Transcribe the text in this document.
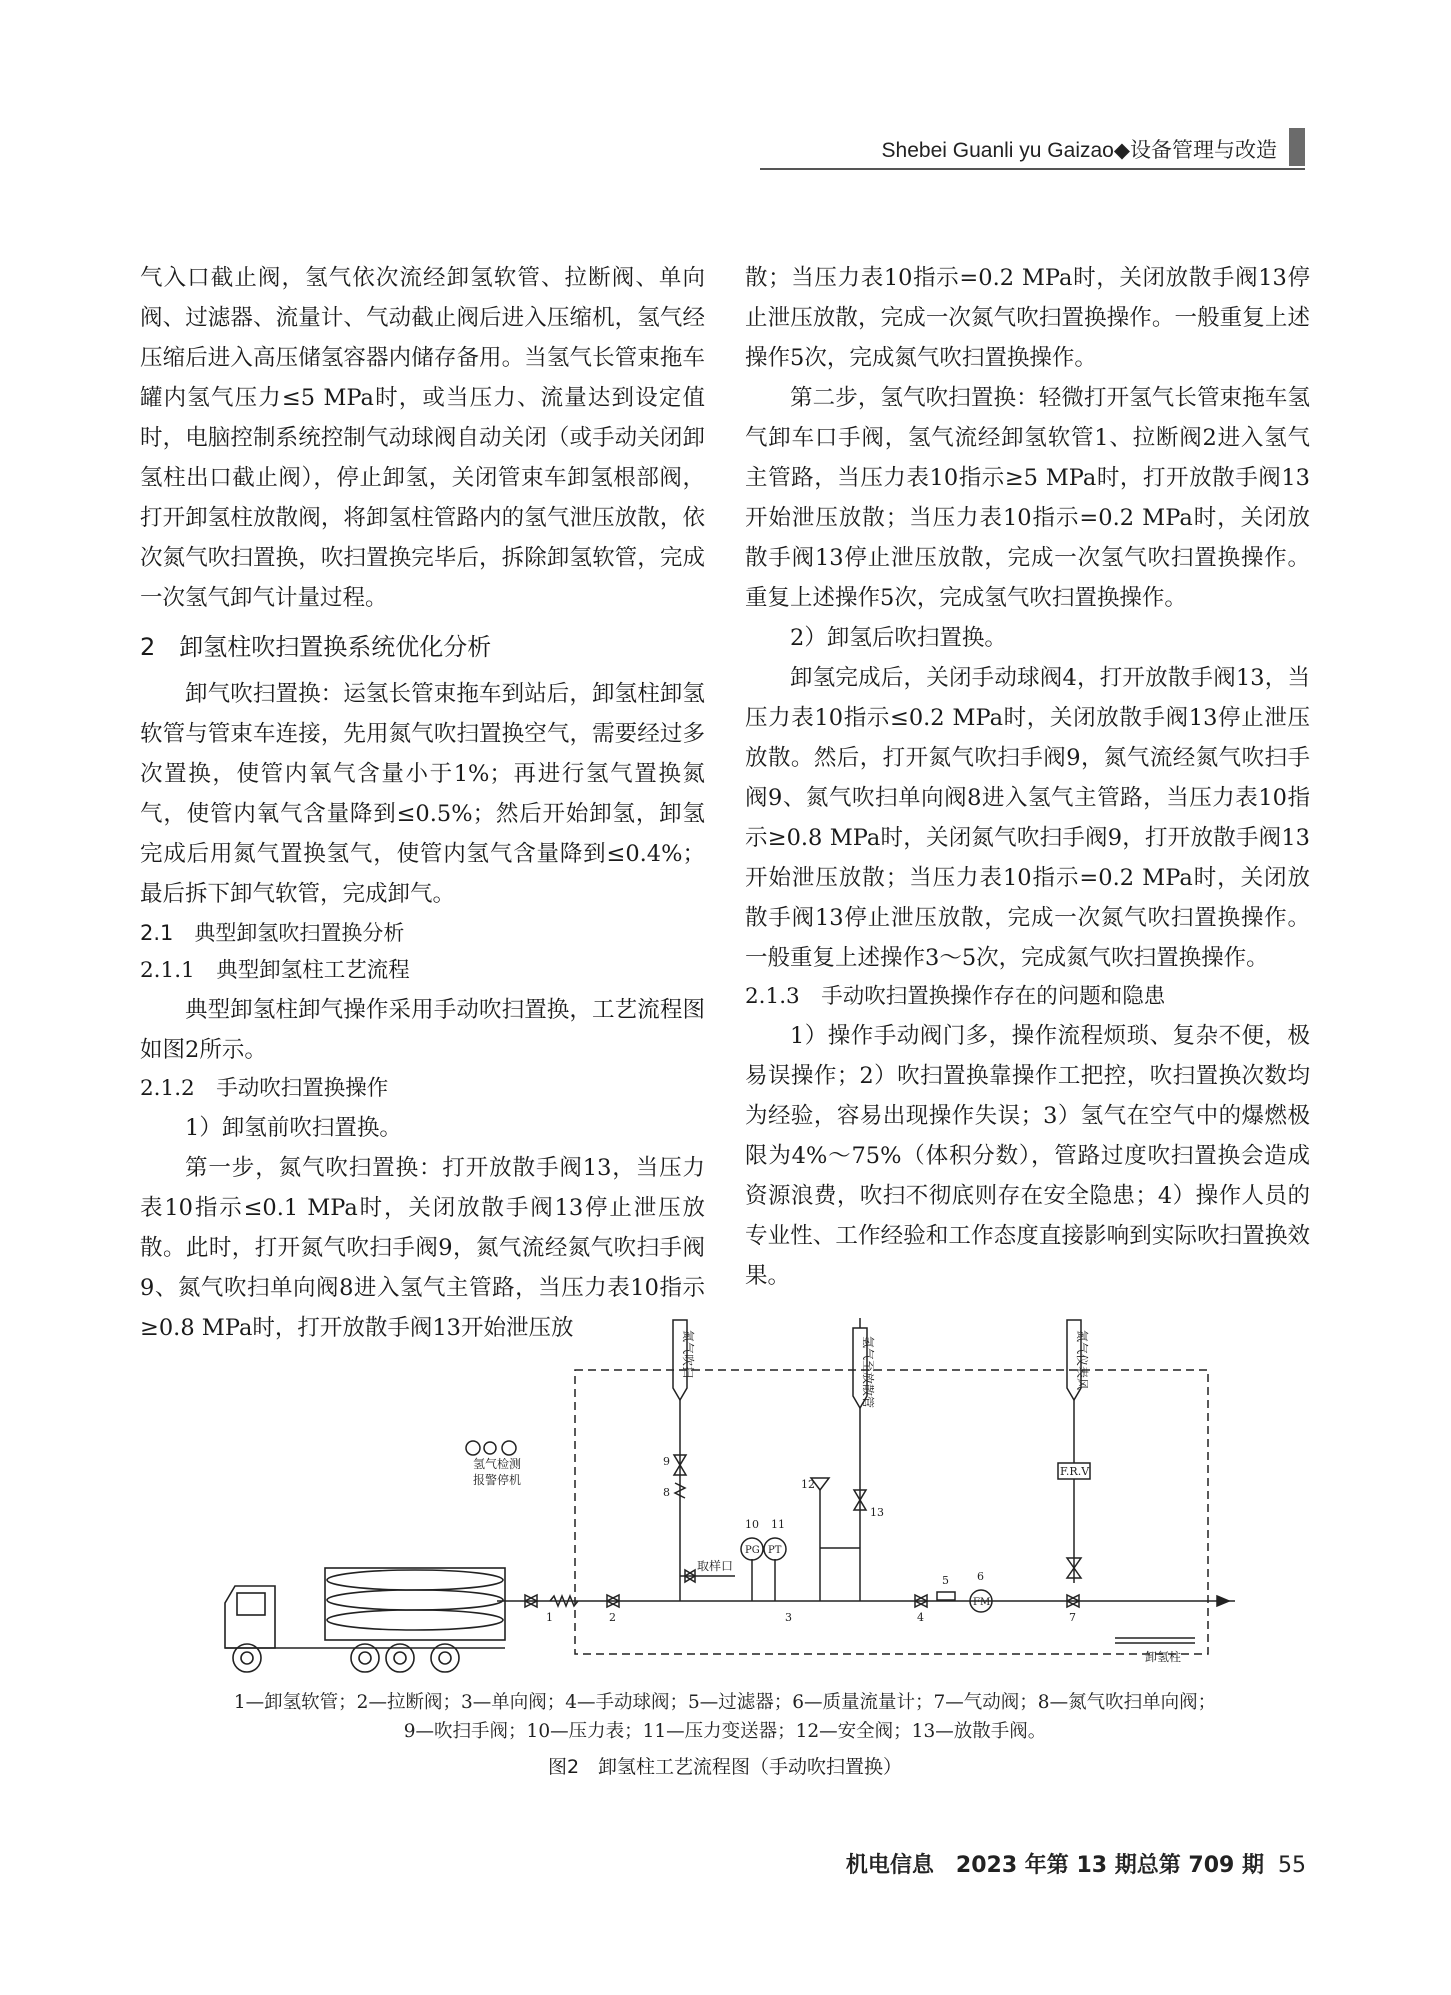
Shebei Guanli yu Gaizao◆设备管理与改造
气入口截止阀，氢气依次流经卸氢软管、拉断阀、单向阀、过滤器、流量计、气动截止阀后进入压缩机，氢气经压缩后进入高压储氢容器内储存备用。当氢气长管束拖车罐内氢气压力≤5 MPa时，或当压力、流量达到设定值时，电脑控制系统控制气动球阀自动关闭（或手动关闭卸氢柱出口截止阀），停止卸氢，关闭管束车卸氢根部阀，打开卸氢柱放散阀，将卸氢柱管路内的氢气泄压放散，依次氮气吹扫置换，吹扫置换完毕后，拆除卸氢软管，完成一次氢气卸气计量过程。
2　卸氢柱吹扫置换系统优化分析
卸气吹扫置换：运氢长管束拖车到站后，卸氢柱卸氢软管与管束车连接，先用氮气吹扫置换空气，需要经过多次置换，使管内氧气含量小于1%；再进行氢气置换氮气，使管内氧气含量降到≤0.5%；然后开始卸氢，卸氢完成后用氮气置换氢气，使管内氢气含量降到≤0.4%；最后拆下卸气软管，完成卸气。
2.1　典型卸氢吹扫置换分析
2.1.1　典型卸氢柱工艺流程
典型卸氢柱卸气操作采用手动吹扫置换，工艺流程图如图2所示。
2.1.2　手动吹扫置换操作
1）卸氢前吹扫置换。
第一步，氮气吹扫置换：打开放散手阀13，当压力表10指示≤0.1 MPa时，关闭放散手阀13停止泄压放散。此时，打开氮气吹扫手阀9，氮气流经氮气吹扫手阀9、氮气吹扫单向阀8进入氢气主管路，当压力表10指示≥0.8 MPa时，打开放散手阀13开始泄压放
散；当压力表10指示=0.2 MPa时，关闭放散手阀13停止泄压放散，完成一次氮气吹扫置换操作。一般重复上述操作5次，完成氮气吹扫置换操作。
第二步，氢气吹扫置换：轻微打开氢气长管束拖车氢气卸车口手阀，氢气流经卸氢软管1、拉断阀2进入氢气主管路，当压力表10指示≥5 MPa时，打开放散手阀13开始泄压放散；当压力表10指示=0.2 MPa时，关闭放散手阀13停止泄压放散，完成一次氢气吹扫置换操作。重复上述操作5次，完成氢气吹扫置换操作。
2）卸氢后吹扫置换。
卸氢完成后，关闭手动球阀4，打开放散手阀13，当压力表10指示≤0.2 MPa时，关闭放散手阀13停止泄压放散。然后，打开氮气吹扫手阀9，氮气流经氮气吹扫手阀9、氮气吹扫单向阀8进入氢气主管路，当压力表10指示≥0.8 MPa时，关闭氮气吹扫手阀9，打开放散手阀13开始泄压放散；当压力表10指示=0.2 MPa时，关闭放散手阀13停止泄压放散，完成一次氮气吹扫置换操作。一般重复上述操作3～5次，完成氮气吹扫置换操作。
2.1.3　手动吹扫置换操作存在的问题和隐患
1）操作手动阀门多，操作流程烦琐、复杂不便，极易误操作；2）吹扫置换靠操作工把控，吹扫置换次数均为经验，容易出现操作失误；3）氢气在空气中的爆燃极限为4%～75%（体积分数），管路过度吹扫置换会造成资源浪费，吹扫不彻底则存在安全隐患；4）操作人员的专业性、工作经验和工作态度直接影响到实际吹扫置换效果。
氮气吹扫	氢气至放散管	氮气仪表风
氢气检测
报警停机
PG PT
FM
F.R.V
取样口
卸氢柱
1	2	3	4
5	6
7
8
9
10 11
12
13
1—卸氢软管；2—拉断阀；3—单向阀；4—手动球阀；5—过滤器；6—质量流量计；7—气动阀；8—氮气吹扫单向阀；
9—吹扫手阀；10—压力表；11—压力变送器；12—安全阀；13—放散手阀。
图2　卸氢柱工艺流程图（手动吹扫置换）
机电信息　2023 年第 13 期总第 709 期 55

+ + +

§ Task instructions
Reproduce all the entries that precede this task, word for word, minus any pictures.

§ Task response
Transcribe the text in this document.
Shebei Guanli yu Gaizao◆设备管理与改造
气入口截止阀，氢气依次流经卸氢软管、拉断阀、单向阀、过滤器、流量计、气动截止阀后进入压缩机，氢气经压缩后进入高压储氢容器内储存备用。当氢气长管束拖车罐内氢气压力≤5 MPa时，或当压力、流量达到设定值时，电脑控制系统控制气动球阀自动关闭（或手动关闭卸氢柱出口截止阀），停止卸氢，关闭管束车卸氢根部阀，打开卸氢柱放散阀，将卸氢柱管路内的氢气泄压放散，依次氮气吹扫置换，吹扫置换完毕后，拆除卸氢软管，完成一次氢气卸气计量过程。
2　卸氢柱吹扫置换系统优化分析
卸气吹扫置换：运氢长管束拖车到站后，卸氢柱卸氢软管与管束车连接，先用氮气吹扫置换空气，需要经过多次置换，使管内氧气含量小于1%；再进行氢气置换氮气，使管内氧气含量降到≤0.5%；然后开始卸氢，卸氢完成后用氮气置换氢气，使管内氢气含量降到≤0.4%；最后拆下卸气软管，完成卸气。
2.1　典型卸氢吹扫置换分析
2.1.1　典型卸氢柱工艺流程
典型卸氢柱卸气操作采用手动吹扫置换，工艺流程图如图2所示。
2.1.2　手动吹扫置换操作
1）卸氢前吹扫置换。
第一步，氮气吹扫置换：打开放散手阀13，当压力表10指示≤0.1 MPa时，关闭放散手阀13停止泄压放散。此时，打开氮气吹扫手阀9，氮气流经氮气吹扫手阀9、氮气吹扫单向阀8进入氢气主管路，当压力表10指示≥0.8 MPa时，打开放散手阀13开始泄压放
散；当压力表10指示=0.2 MPa时，关闭放散手阀13停止泄压放散，完成一次氮气吹扫置换操作。一般重复上述操作5次，完成氮气吹扫置换操作。
第二步，氢气吹扫置换：轻微打开氢气长管束拖车氢气卸车口手阀，氢气流经卸氢软管1、拉断阀2进入氢气主管路，当压力表10指示≥5 MPa时，打开放散手阀13开始泄压放散；当压力表10指示=0.2 MPa时，关闭放散手阀13停止泄压放散，完成一次氢气吹扫置换操作。重复上述操作5次，完成氢气吹扫置换操作。
2）卸氢后吹扫置换。
卸氢完成后，关闭手动球阀4，打开放散手阀13，当压力表10指示≤0.2 MPa时，关闭放散手阀13停止泄压放散。然后，打开氮气吹扫手阀9，氮气流经氮气吹扫手阀9、氮气吹扫单向阀8进入氢气主管路，当压力表10指示≥0.8 MPa时，关闭氮气吹扫手阀9，打开放散手阀13开始泄压放散；当压力表10指示=0.2 MPa时，关闭放散手阀13停止泄压放散，完成一次氮气吹扫置换操作。一般重复上述操作3～5次，完成氮气吹扫置换操作。
2.1.3　手动吹扫置换操作存在的问题和隐患
1）操作手动阀门多，操作流程烦琐、复杂不便，极易误操作；2）吹扫置换靠操作工把控，吹扫置换次数均为经验，容易出现操作失误；3）氢气在空气中的爆燃极限为4%～75%（体积分数），管路过度吹扫置换会造成资源浪费，吹扫不彻底则存在安全隐患；4）操作人员的专业性、工作经验和工作态度直接影响到实际吹扫置换效果。
氮气吹扫	氢气至放散管	氮气仪表风
氢气检测
报警停机
PG PT
FM
F.R.V
取样口
卸氢柱
1	2	3	4
5	6
7
8
9
10 11
12
13
1—卸氢软管；2—拉断阀；3—单向阀；4—手动球阀；5—过滤器；6—质量流量计；7—气动阀；8—氮气吹扫单向阀；
9—吹扫手阀；10—压力表；11—压力变送器；12—安全阀；13—放散手阀。
图2　卸氢柱工艺流程图（手动吹扫置换）
机电信息　2023 年第 13 期总第 709 期 55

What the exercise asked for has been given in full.